*Stored records*
>>

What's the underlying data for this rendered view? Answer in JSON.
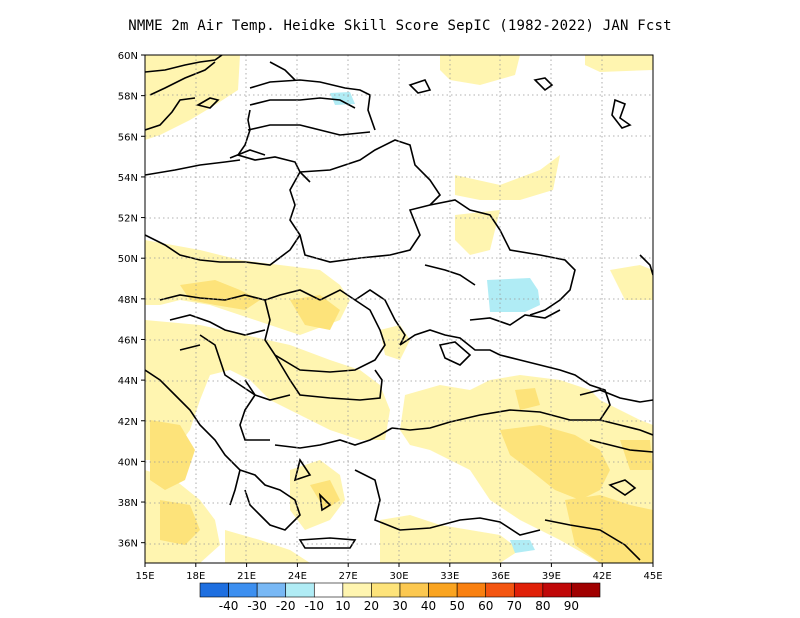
{
  "title": "NMME  2m Air Temp. Heidke Skill Score SepIC (1982-2022) JAN Fcst",
  "map": {
    "lon_range": [
      15,
      45
    ],
    "lat_range": [
      35,
      60
    ],
    "lat_ticks": [
      "36N",
      "38N",
      "40N",
      "42N",
      "44N",
      "46N",
      "48N",
      "50N",
      "52N",
      "54N",
      "56N",
      "58N",
      "60N"
    ],
    "lon_ticks": [
      "15E",
      "18E",
      "21E",
      "24E",
      "27E",
      "30E",
      "33E",
      "36E",
      "39E",
      "42E",
      "45E"
    ],
    "grid": "dotted"
  },
  "colorbar": {
    "colors": [
      "#1e6fe0",
      "#3c8ff0",
      "#78b8f5",
      "#b0ecf5",
      "#ffffff",
      "#fff5b0",
      "#fde37a",
      "#fcc850",
      "#faa420",
      "#f98010",
      "#f45510",
      "#e02008",
      "#c00808",
      "#a00000"
    ],
    "labels": [
      "-40",
      "-30",
      "-20",
      "-10",
      "10",
      "20",
      "30",
      "40",
      "50",
      "60",
      "70",
      "80",
      "90"
    ]
  },
  "colors": {
    "light_yellow": "#fff5b0",
    "yellow": "#fde37a",
    "light_cyan": "#b0ecf5",
    "border": "#000000"
  }
}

<<

*Work to do*
Every record above should be written out again exactly; the pictures stay out of the copy.

*Final result*
What's the underlying data for this rendered view? Answer in JSON.
{
  "title": "NMME  2m Air Temp. Heidke Skill Score SepIC (1982-2022) JAN Fcst",
  "map": {
    "lon_range": [
      15,
      45
    ],
    "lat_range": [
      35,
      60
    ],
    "lat_ticks": [
      "36N",
      "38N",
      "40N",
      "42N",
      "44N",
      "46N",
      "48N",
      "50N",
      "52N",
      "54N",
      "56N",
      "58N",
      "60N"
    ],
    "lon_ticks": [
      "15E",
      "18E",
      "21E",
      "24E",
      "27E",
      "30E",
      "33E",
      "36E",
      "39E",
      "42E",
      "45E"
    ],
    "grid": "dotted"
  },
  "colorbar": {
    "colors": [
      "#1e6fe0",
      "#3c8ff0",
      "#78b8f5",
      "#b0ecf5",
      "#ffffff",
      "#fff5b0",
      "#fde37a",
      "#fcc850",
      "#faa420",
      "#f98010",
      "#f45510",
      "#e02008",
      "#c00808",
      "#a00000"
    ],
    "labels": [
      "-40",
      "-30",
      "-20",
      "-10",
      "10",
      "20",
      "30",
      "40",
      "50",
      "60",
      "70",
      "80",
      "90"
    ]
  },
  "colors": {
    "light_yellow": "#fff5b0",
    "yellow": "#fde37a",
    "light_cyan": "#b0ecf5",
    "border": "#000000"
  }
}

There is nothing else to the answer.